====== Given data

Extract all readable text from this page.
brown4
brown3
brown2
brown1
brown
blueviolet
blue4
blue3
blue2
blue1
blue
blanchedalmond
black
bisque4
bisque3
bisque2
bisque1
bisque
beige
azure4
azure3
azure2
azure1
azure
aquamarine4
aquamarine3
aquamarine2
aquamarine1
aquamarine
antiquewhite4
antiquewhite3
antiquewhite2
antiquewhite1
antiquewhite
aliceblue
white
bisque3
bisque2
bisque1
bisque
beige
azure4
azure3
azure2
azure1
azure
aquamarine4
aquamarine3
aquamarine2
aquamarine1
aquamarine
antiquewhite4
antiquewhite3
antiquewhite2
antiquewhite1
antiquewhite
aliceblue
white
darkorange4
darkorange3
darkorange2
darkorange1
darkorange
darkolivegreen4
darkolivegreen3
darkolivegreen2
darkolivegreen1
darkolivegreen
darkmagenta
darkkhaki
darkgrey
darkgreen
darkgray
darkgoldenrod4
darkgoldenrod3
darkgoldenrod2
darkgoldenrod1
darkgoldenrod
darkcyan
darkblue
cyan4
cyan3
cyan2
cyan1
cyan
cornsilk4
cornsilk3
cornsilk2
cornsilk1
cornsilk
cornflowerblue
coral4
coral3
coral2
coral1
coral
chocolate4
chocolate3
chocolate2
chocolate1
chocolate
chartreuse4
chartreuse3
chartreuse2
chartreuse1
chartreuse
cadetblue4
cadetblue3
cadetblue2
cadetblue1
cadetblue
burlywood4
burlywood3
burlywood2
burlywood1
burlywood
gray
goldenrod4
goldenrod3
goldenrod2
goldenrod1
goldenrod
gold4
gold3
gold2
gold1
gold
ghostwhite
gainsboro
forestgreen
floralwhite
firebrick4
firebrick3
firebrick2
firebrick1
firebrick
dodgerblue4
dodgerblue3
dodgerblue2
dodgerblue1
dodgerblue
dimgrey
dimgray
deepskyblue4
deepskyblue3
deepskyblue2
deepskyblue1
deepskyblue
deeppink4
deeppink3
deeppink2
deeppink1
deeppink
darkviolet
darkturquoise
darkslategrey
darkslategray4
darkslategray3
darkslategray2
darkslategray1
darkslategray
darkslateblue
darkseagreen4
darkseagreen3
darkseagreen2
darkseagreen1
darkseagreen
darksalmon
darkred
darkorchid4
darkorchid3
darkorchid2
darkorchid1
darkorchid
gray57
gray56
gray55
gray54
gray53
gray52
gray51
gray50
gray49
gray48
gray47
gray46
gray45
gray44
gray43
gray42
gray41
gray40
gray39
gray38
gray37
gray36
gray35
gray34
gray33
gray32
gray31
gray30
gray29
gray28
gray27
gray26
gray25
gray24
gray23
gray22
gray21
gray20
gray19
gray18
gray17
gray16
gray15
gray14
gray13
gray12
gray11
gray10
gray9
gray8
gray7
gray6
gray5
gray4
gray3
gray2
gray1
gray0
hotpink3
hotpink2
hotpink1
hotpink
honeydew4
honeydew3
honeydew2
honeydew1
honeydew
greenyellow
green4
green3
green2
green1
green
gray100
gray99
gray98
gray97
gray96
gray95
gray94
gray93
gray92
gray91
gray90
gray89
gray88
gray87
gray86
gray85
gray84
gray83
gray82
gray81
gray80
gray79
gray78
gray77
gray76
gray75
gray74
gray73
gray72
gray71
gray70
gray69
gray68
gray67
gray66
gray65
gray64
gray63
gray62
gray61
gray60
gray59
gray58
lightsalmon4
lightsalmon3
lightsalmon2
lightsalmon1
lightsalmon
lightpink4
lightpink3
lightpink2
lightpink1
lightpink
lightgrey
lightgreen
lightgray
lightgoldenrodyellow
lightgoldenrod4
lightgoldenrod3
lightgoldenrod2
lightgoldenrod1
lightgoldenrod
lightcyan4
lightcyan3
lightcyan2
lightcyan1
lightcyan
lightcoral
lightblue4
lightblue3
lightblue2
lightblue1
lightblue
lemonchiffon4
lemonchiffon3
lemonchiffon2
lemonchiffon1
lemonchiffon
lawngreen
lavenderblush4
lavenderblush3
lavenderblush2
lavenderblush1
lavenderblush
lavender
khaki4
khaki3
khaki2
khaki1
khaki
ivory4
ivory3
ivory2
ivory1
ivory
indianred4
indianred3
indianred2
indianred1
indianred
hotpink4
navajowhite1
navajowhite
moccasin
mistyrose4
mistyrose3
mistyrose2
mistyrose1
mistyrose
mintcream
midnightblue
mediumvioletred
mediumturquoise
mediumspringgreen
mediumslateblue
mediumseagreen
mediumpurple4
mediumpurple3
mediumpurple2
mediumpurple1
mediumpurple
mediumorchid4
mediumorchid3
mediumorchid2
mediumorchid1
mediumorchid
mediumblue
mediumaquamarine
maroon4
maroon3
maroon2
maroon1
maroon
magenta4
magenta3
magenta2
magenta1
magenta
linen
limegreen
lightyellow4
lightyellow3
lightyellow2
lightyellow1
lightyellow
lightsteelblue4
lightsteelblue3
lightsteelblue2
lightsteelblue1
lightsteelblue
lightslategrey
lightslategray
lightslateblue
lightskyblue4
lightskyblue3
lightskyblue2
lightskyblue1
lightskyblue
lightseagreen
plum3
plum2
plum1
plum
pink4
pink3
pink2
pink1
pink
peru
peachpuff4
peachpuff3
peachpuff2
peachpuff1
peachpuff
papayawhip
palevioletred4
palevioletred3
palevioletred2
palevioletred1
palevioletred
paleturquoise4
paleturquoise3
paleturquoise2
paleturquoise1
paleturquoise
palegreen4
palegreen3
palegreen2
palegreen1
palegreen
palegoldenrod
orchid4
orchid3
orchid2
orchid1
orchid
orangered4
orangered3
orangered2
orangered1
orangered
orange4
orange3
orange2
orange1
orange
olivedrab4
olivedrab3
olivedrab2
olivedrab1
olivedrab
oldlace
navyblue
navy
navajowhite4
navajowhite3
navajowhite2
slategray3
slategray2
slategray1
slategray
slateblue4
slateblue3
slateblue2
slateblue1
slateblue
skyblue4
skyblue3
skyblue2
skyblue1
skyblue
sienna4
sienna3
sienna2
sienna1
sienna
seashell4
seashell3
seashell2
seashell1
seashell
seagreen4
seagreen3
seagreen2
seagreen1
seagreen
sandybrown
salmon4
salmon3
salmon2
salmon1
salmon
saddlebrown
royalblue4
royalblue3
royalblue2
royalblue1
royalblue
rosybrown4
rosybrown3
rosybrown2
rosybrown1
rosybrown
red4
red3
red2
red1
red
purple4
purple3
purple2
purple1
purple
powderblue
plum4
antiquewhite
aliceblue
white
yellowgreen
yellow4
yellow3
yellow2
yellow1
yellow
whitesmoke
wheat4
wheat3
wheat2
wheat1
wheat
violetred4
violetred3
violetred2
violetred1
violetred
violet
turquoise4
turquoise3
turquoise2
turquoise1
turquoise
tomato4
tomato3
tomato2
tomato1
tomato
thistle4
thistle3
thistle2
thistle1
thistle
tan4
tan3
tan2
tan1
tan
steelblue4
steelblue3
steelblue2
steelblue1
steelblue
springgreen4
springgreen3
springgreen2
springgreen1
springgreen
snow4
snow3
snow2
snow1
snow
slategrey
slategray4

============

### Short task
Write out every record verbatim.

### Solved problem
Extract all readable text from this page.
brown4
brown3
brown2
brown1
brown
blueviolet
blue4
blue3
blue2
blue1
blue
blanchedalmond
black
bisque4
bisque3
bisque2
bisque1
bisque
beige
azure4
azure3
azure2
azure1
azure
aquamarine4
aquamarine3
aquamarine2
aquamarine1
aquamarine
antiquewhite4
antiquewhite3
antiquewhite2
antiquewhite1
antiquewhite
aliceblue
white
bisque3
bisque2
bisque1
bisque
beige
azure4
azure3
azure2
azure1
azure
aquamarine4
aquamarine3
aquamarine2
aquamarine1
aquamarine
antiquewhite4
antiquewhite3
antiquewhite2
antiquewhite1
antiquewhite
aliceblue
white
darkorange4
darkorange3
darkorange2
darkorange1
darkorange
darkolivegreen4
darkolivegreen3
darkolivegreen2
darkolivegreen1
darkolivegreen
darkmagenta
darkkhaki
darkgrey
darkgreen
darkgray
darkgoldenrod4
darkgoldenrod3
darkgoldenrod2
darkgoldenrod1
darkgoldenrod
darkcyan
darkblue
cyan4
cyan3
cyan2
cyan1
cyan
cornsilk4
cornsilk3
cornsilk2
cornsilk1
cornsilk
cornflowerblue
coral4
coral3
coral2
coral1
coral
chocolate4
chocolate3
chocolate2
chocolate1
chocolate
chartreuse4
chartreuse3
chartreuse2
chartreuse1
chartreuse
cadetblue4
cadetblue3
cadetblue2
cadetblue1
cadetblue
burlywood4
burlywood3
burlywood2
burlywood1
burlywood
gray
goldenrod4
goldenrod3
goldenrod2
goldenrod1
goldenrod
gold4
gold3
gold2
gold1
gold
ghostwhite
gainsboro
forestgreen
floralwhite
firebrick4
firebrick3
firebrick2
firebrick1
firebrick
dodgerblue4
dodgerblue3
dodgerblue2
dodgerblue1
dodgerblue
dimgrey
dimgray
deepskyblue4
deepskyblue3
deepskyblue2
deepskyblue1
deepskyblue
deeppink4
deeppink3
deeppink2
deeppink1
deeppink
darkviolet
darkturquoise
darkslategrey
darkslategray4
darkslategray3
darkslategray2
darkslategray1
darkslategray
darkslateblue
darkseagreen4
darkseagreen3
darkseagreen2
darkseagreen1
darkseagreen
darksalmon
darkred
darkorchid4
darkorchid3
darkorchid2
darkorchid1
darkorchid
gray57
gray56
gray55
gray54
gray53
gray52
gray51
gray50
gray49
gray48
gray47
gray46
gray45
gray44
gray43
gray42
gray41
gray40
gray39
gray38
gray37
gray36
gray35
gray34
gray33
gray32
gray31
gray30
gray29
gray28
gray27
gray26
gray25
gray24
gray23
gray22
gray21
gray20
gray19
gray18
gray17
gray16
gray15
gray14
gray13
gray12
gray11
gray10
gray9
gray8
gray7
gray6
gray5
gray4
gray3
gray2
gray1
gray0
hotpink3
hotpink2
hotpink1
hotpink
honeydew4
honeydew3
honeydew2
honeydew1
honeydew
greenyellow
green4
green3
green2
green1
green
gray100
gray99
gray98
gray97
gray96
gray95
gray94
gray93
gray92
gray91
gray90
gray89
gray88
gray87
gray86
gray85
gray84
gray83
gray82
gray81
gray80
gray79
gray78
gray77
gray76
gray75
gray74
gray73
gray72
gray71
gray70
gray69
gray68
gray67
gray66
gray65
gray64
gray63
gray62
gray61
gray60
gray59
gray58
lightsalmon4
lightsalmon3
lightsalmon2
lightsalmon1
lightsalmon
lightpink4
lightpink3
lightpink2
lightpink1
lightpink
lightgrey
lightgreen
lightgray
lightgoldenrodyellow
lightgoldenrod4
lightgoldenrod3
lightgoldenrod2
lightgoldenrod1
lightgoldenrod
lightcyan4
lightcyan3
lightcyan2
lightcyan1
lightcyan
lightcoral
lightblue4
lightblue3
lightblue2
lightblue1
lightblue
lemonchiffon4
lemonchiffon3
lemonchiffon2
lemonchiffon1
lemonchiffon
lawngreen
lavenderblush4
lavenderblush3
lavenderblush2
lavenderblush1
lavenderblush
lavender
khaki4
khaki3
khaki2
khaki1
khaki
ivory4
ivory3
ivory2
ivory1
ivory
indianred4
indianred3
indianred2
indianred1
indianred
hotpink4
navajowhite1
navajowhite
moccasin
mistyrose4
mistyrose3
mistyrose2
mistyrose1
mistyrose
mintcream
midnightblue
mediumvioletred
mediumturquoise
mediumspringgreen
mediumslateblue
mediumseagreen
mediumpurple4
mediumpurple3
mediumpurple2
mediumpurple1
mediumpurple
mediumorchid4
mediumorchid3
mediumorchid2
mediumorchid1
mediumorchid
mediumblue
mediumaquamarine
maroon4
maroon3
maroon2
maroon1
maroon
magenta4
magenta3
magenta2
magenta1
magenta
linen
limegreen
lightyellow4
lightyellow3
lightyellow2
lightyellow1
lightyellow
lightsteelblue4
lightsteelblue3
lightsteelblue2
lightsteelblue1
lightsteelblue
lightslategrey
lightslategray
lightslateblue
lightskyblue4
lightskyblue3
lightskyblue2
lightskyblue1
lightskyblue
lightseagreen
plum3
plum2
plum1
plum
pink4
pink3
pink2
pink1
pink
peru
peachpuff4
peachpuff3
peachpuff2
peachpuff1
peachpuff
papayawhip
palevioletred4
palevioletred3
palevioletred2
palevioletred1
palevioletred
paleturquoise4
paleturquoise3
paleturquoise2
paleturquoise1
paleturquoise
palegreen4
palegreen3
palegreen2
palegreen1
palegreen
palegoldenrod
orchid4
orchid3
orchid2
orchid1
orchid
orangered4
orangered3
orangered2
orangered1
orangered
orange4
orange3
orange2
orange1
orange
olivedrab4
olivedrab3
olivedrab2
olivedrab1
olivedrab
oldlace
navyblue
navy
navajowhite4
navajowhite3
navajowhite2
slategray3
slategray2
slategray1
slategray
slateblue4
slateblue3
slateblue2
slateblue1
slateblue
skyblue4
skyblue3
skyblue2
skyblue1
skyblue
sienna4
sienna3
sienna2
sienna1
sienna
seashell4
seashell3
seashell2
seashell1
seashell
seagreen4
seagreen3
seagreen2
seagreen1
seagreen
sandybrown
salmon4
salmon3
salmon2
salmon1
salmon
saddlebrown
royalblue4
royalblue3
royalblue2
royalblue1
royalblue
rosybrown4
rosybrown3
rosybrown2
rosybrown1
rosybrown
red4
red3
red2
red1
red
purple4
purple3
purple2
purple1
purple
powderblue
plum4
antiquewhite
aliceblue
white
yellowgreen
yellow4
yellow3
yellow2
yellow1
yellow
whitesmoke
wheat4
wheat3
wheat2
wheat1
wheat
violetred4
violetred3
violetred2
violetred1
violetred
violet
turquoise4
turquoise3
turquoise2
turquoise1
turquoise
tomato4
tomato3
tomato2
tomato1
tomato
thistle4
thistle3
thistle2
thistle1
thistle
tan4
tan3
tan2
tan1
tan
steelblue4
steelblue3
steelblue2
steelblue1
steelblue
springgreen4
springgreen3
springgreen2
springgreen1
springgreen
snow4
snow3
snow2
snow1
snow
slategrey
slategray4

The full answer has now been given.